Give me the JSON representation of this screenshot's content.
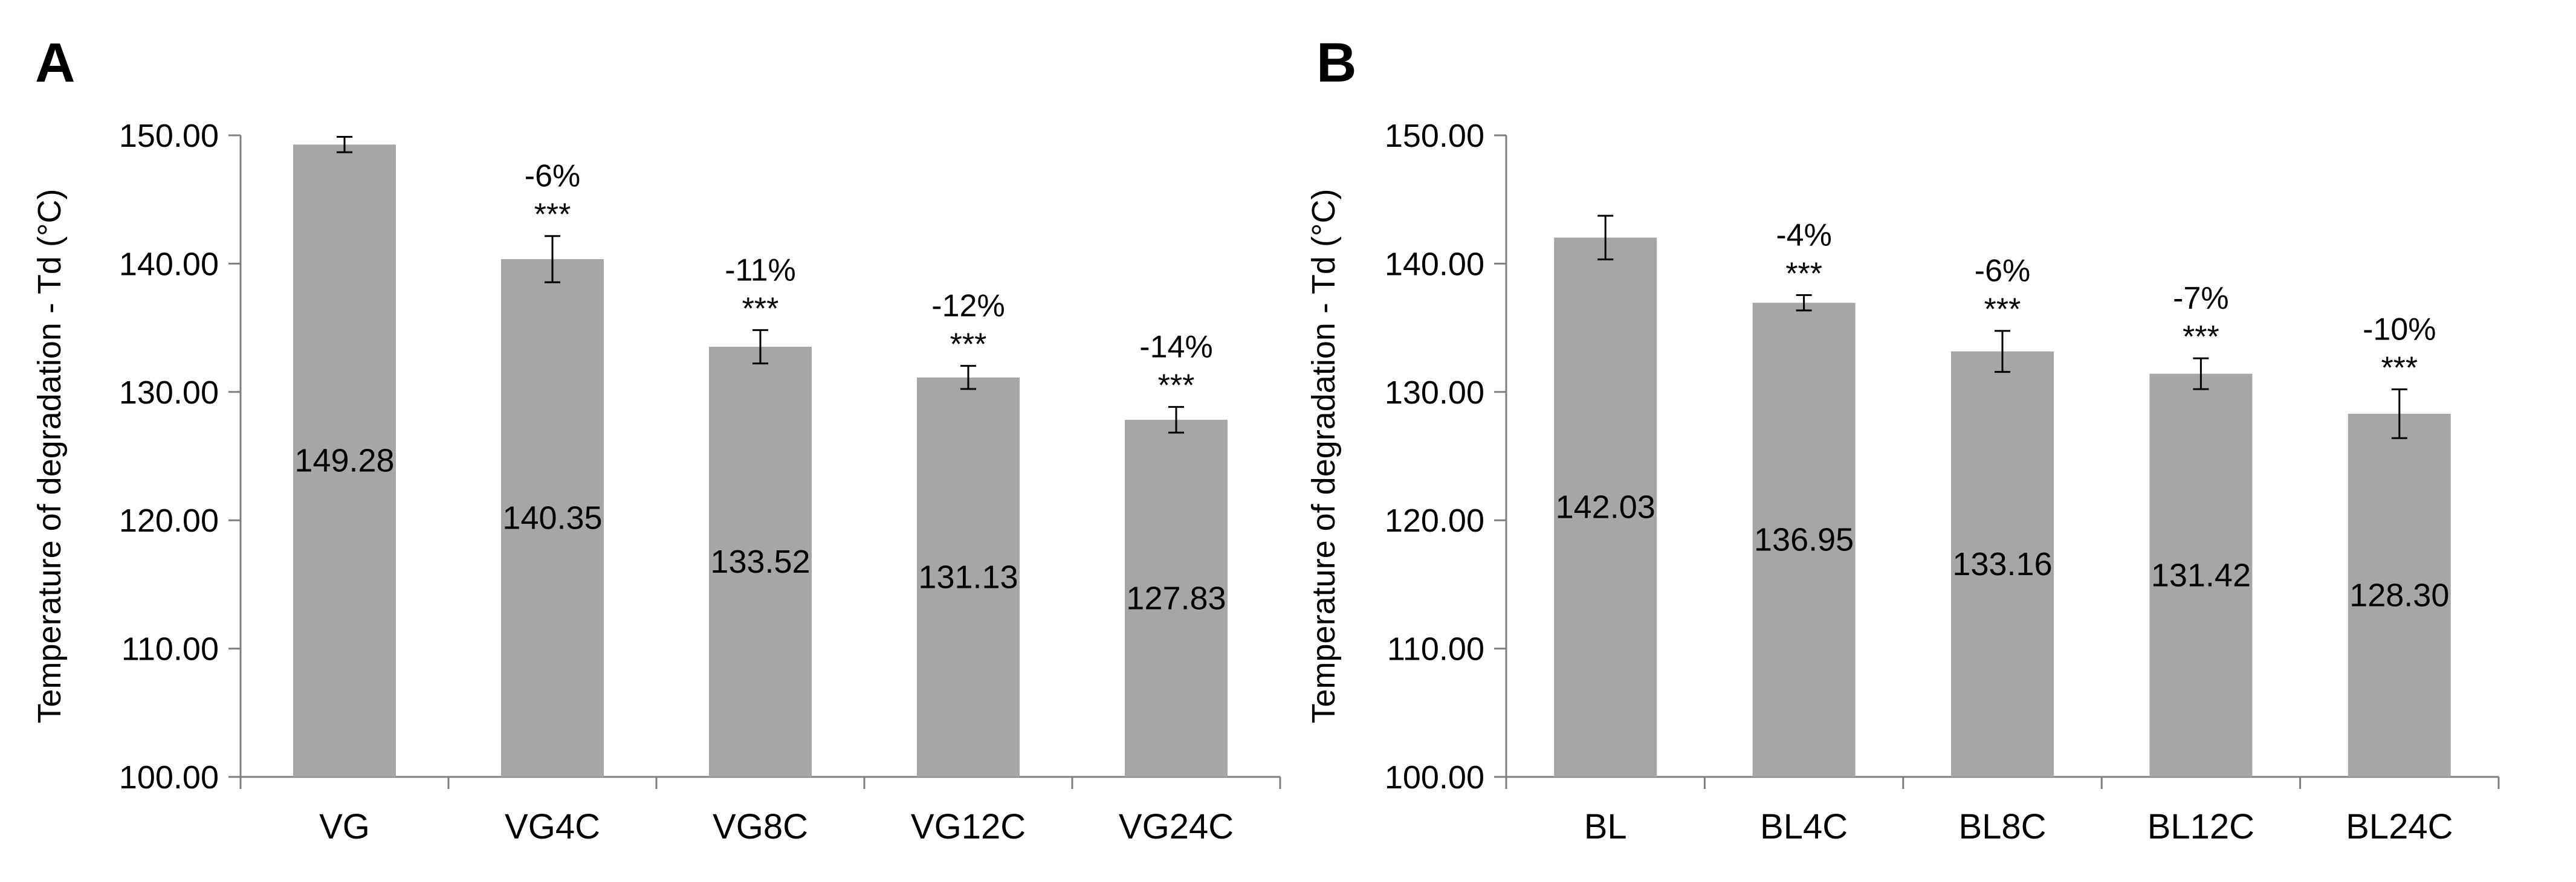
{
  "chart_data": [
    {
      "type": "bar",
      "panel": "A",
      "ylabel": "Temperature of degradation - Td (°C)",
      "xlabel": "",
      "ylim": [
        100,
        150
      ],
      "ystep": 10,
      "yticks": [
        "100.00",
        "110.00",
        "120.00",
        "130.00",
        "140.00",
        "150.00"
      ],
      "categories": [
        "VG",
        "VG4C",
        "VG8C",
        "VG12C",
        "VG24C"
      ],
      "values": [
        149.28,
        140.35,
        133.52,
        131.13,
        127.83
      ],
      "value_labels": [
        "149.28",
        "140.35",
        "133.52",
        "131.13",
        "127.83"
      ],
      "errors": [
        0.6,
        1.8,
        1.3,
        0.9,
        1.0
      ],
      "percent_labels": [
        "",
        "-6%",
        "-11%",
        "-12%",
        "-14%"
      ],
      "significance": [
        "",
        "***",
        "***",
        "***",
        "***"
      ],
      "bar_color": "#a6a6a6",
      "grid": false
    },
    {
      "type": "bar",
      "panel": "B",
      "ylabel": "Temperature of degradation - Td (°C)",
      "xlabel": "",
      "ylim": [
        100,
        150
      ],
      "ystep": 10,
      "yticks": [
        "100.00",
        "110.00",
        "120.00",
        "130.00",
        "140.00",
        "150.00"
      ],
      "categories": [
        "BL",
        "BL4C",
        "BL8C",
        "BL12C",
        "BL24C"
      ],
      "values": [
        142.03,
        136.95,
        133.16,
        131.42,
        128.3
      ],
      "value_labels": [
        "142.03",
        "136.95",
        "133.16",
        "131.42",
        "128.30"
      ],
      "errors": [
        1.7,
        0.6,
        1.6,
        1.2,
        1.9
      ],
      "percent_labels": [
        "",
        "-4%",
        "-6%",
        "-7%",
        "-10%"
      ],
      "significance": [
        "",
        "***",
        "***",
        "***",
        "***"
      ],
      "bar_color": "#a6a6a6",
      "grid": false
    }
  ]
}
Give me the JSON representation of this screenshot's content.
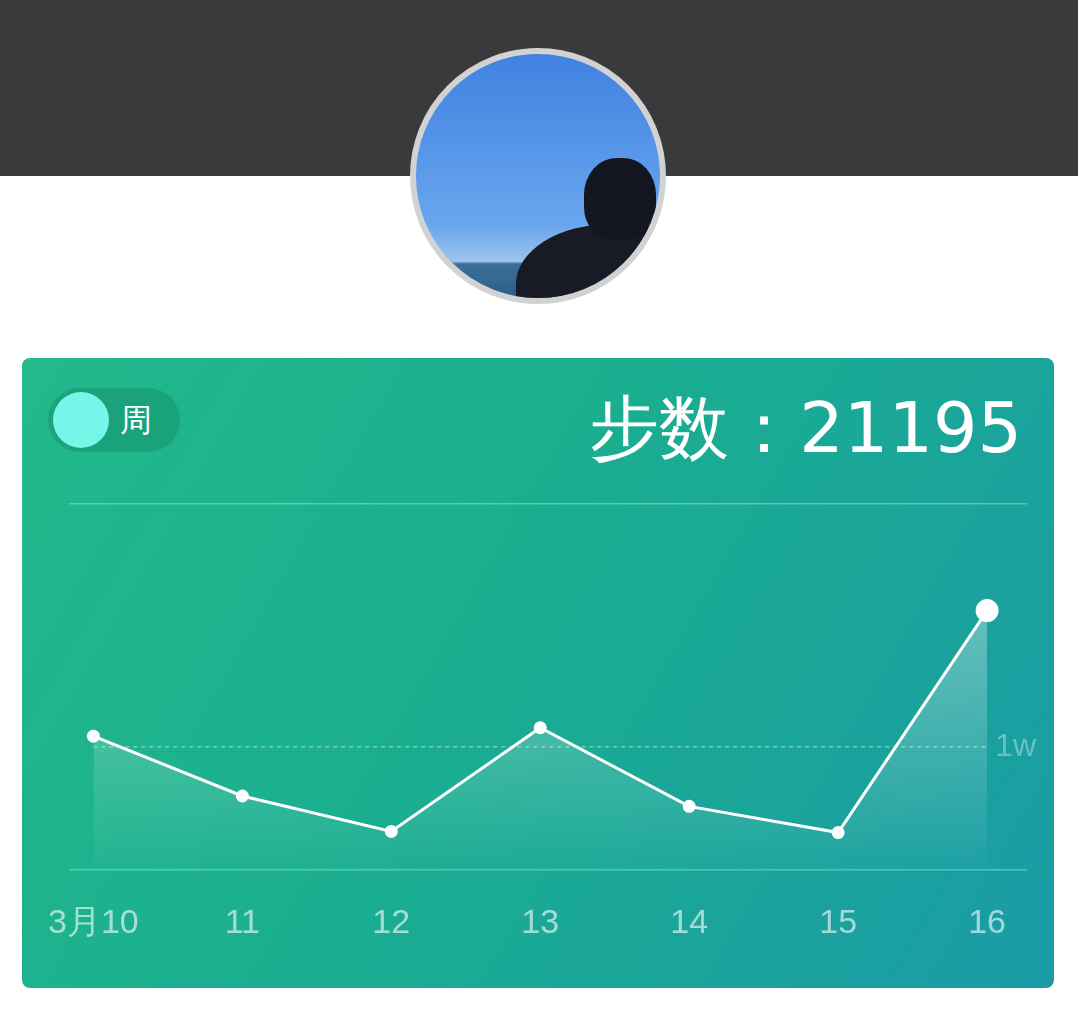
{
  "toggle": {
    "label": "周"
  },
  "chart_data": {
    "type": "line",
    "title": "步数：21195",
    "categories": [
      "3月10",
      "11",
      "12",
      "13",
      "14",
      "15",
      "16"
    ],
    "values": [
      10900,
      6000,
      3100,
      11600,
      5150,
      3000,
      21195
    ],
    "color": "#ffffff",
    "ylim": [
      0,
      30000
    ],
    "yticks": [
      {
        "value": 10000,
        "label": "1w"
      }
    ],
    "grid": true
  }
}
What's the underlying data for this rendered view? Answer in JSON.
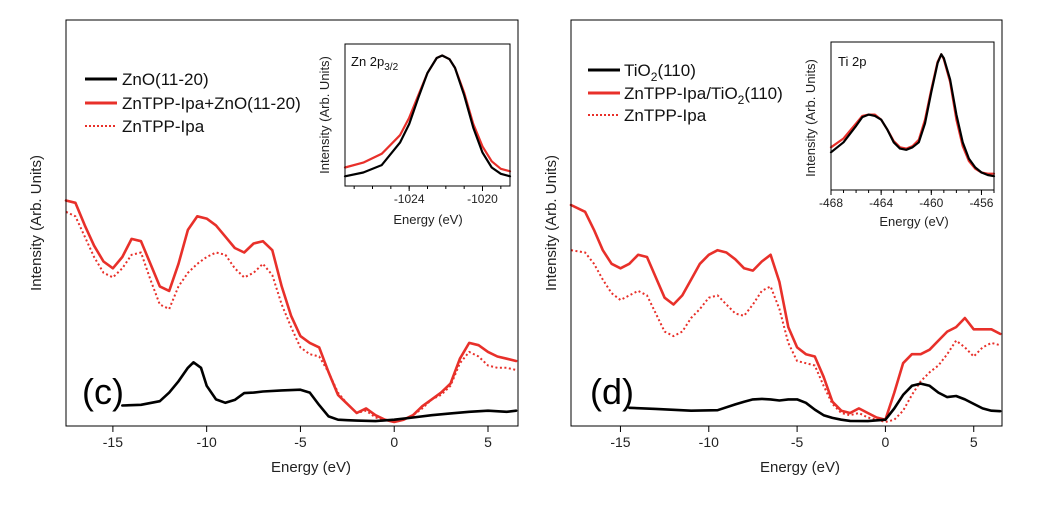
-- -- --
*PROBLEM TO WORK ON*
Give back the whole listing as it stands, minus its pictures.

*RESPONSE TO THE TASK*
Give me the JSON representation of this screenshot's content.
{
  "chart_data": [
    {
      "type": "bar",
      "panel": "A",
      "ylabel": "Temperature of degradation - Td (°C)",
      "xlabel": "",
      "ylim": [
        100,
        150
      ],
      "ystep": 10,
      "yticks": [
        "100.00",
        "110.00",
        "120.00",
        "130.00",
        "140.00",
        "150.00"
      ],
      "categories": [
        "VG",
        "VG4C",
        "VG8C",
        "VG12C",
        "VG24C"
      ],
      "values": [
        149.28,
        140.35,
        133.52,
        131.13,
        127.83
      ],
      "value_labels": [
        "149.28",
        "140.35",
        "133.52",
        "131.13",
        "127.83"
      ],
      "errors": [
        0.6,
        1.8,
        1.3,
        0.9,
        1.0
      ],
      "percent_labels": [
        "",
        "-6%",
        "-11%",
        "-12%",
        "-14%"
      ],
      "significance": [
        "",
        "***",
        "***",
        "***",
        "***"
      ],
      "bar_color": "#a6a6a6",
      "grid": false
    },
    {
      "type": "bar",
      "panel": "B",
      "ylabel": "Temperature of degradation - Td (°C)",
      "xlabel": "",
      "ylim": [
        100,
        150
      ],
      "ystep": 10,
      "yticks": [
        "100.00",
        "110.00",
        "120.00",
        "130.00",
        "140.00",
        "150.00"
      ],
      "categories": [
        "BL",
        "BL4C",
        "BL8C",
        "BL12C",
        "BL24C"
      ],
      "values": [
        142.03,
        136.95,
        133.16,
        131.42,
        128.3
      ],
      "value_labels": [
        "142.03",
        "136.95",
        "133.16",
        "131.42",
        "128.30"
      ],
      "errors": [
        1.7,
        0.6,
        1.6,
        1.2,
        1.9
      ],
      "percent_labels": [
        "",
        "-4%",
        "-6%",
        "-7%",
        "-10%"
      ],
      "significance": [
        "",
        "***",
        "***",
        "***",
        "***"
      ],
      "bar_color": "#a6a6a6",
      "grid": false
    }
  ]
}
Give me the JSON representation of this screenshot's content.
{
  "toggle": {
    "label": "周"
  },
  "chart_data": {
    "type": "line",
    "title": "步数：21195",
    "categories": [
      "3月10",
      "11",
      "12",
      "13",
      "14",
      "15",
      "16"
    ],
    "values": [
      10900,
      6000,
      3100,
      11600,
      5150,
      3000,
      21195
    ],
    "color": "#ffffff",
    "ylim": [
      0,
      30000
    ],
    "yticks": [
      {
        "value": 10000,
        "label": "1w"
      }
    ],
    "grid": true
  }
}
What's the underlying data for this rendered view? Answer in JSON.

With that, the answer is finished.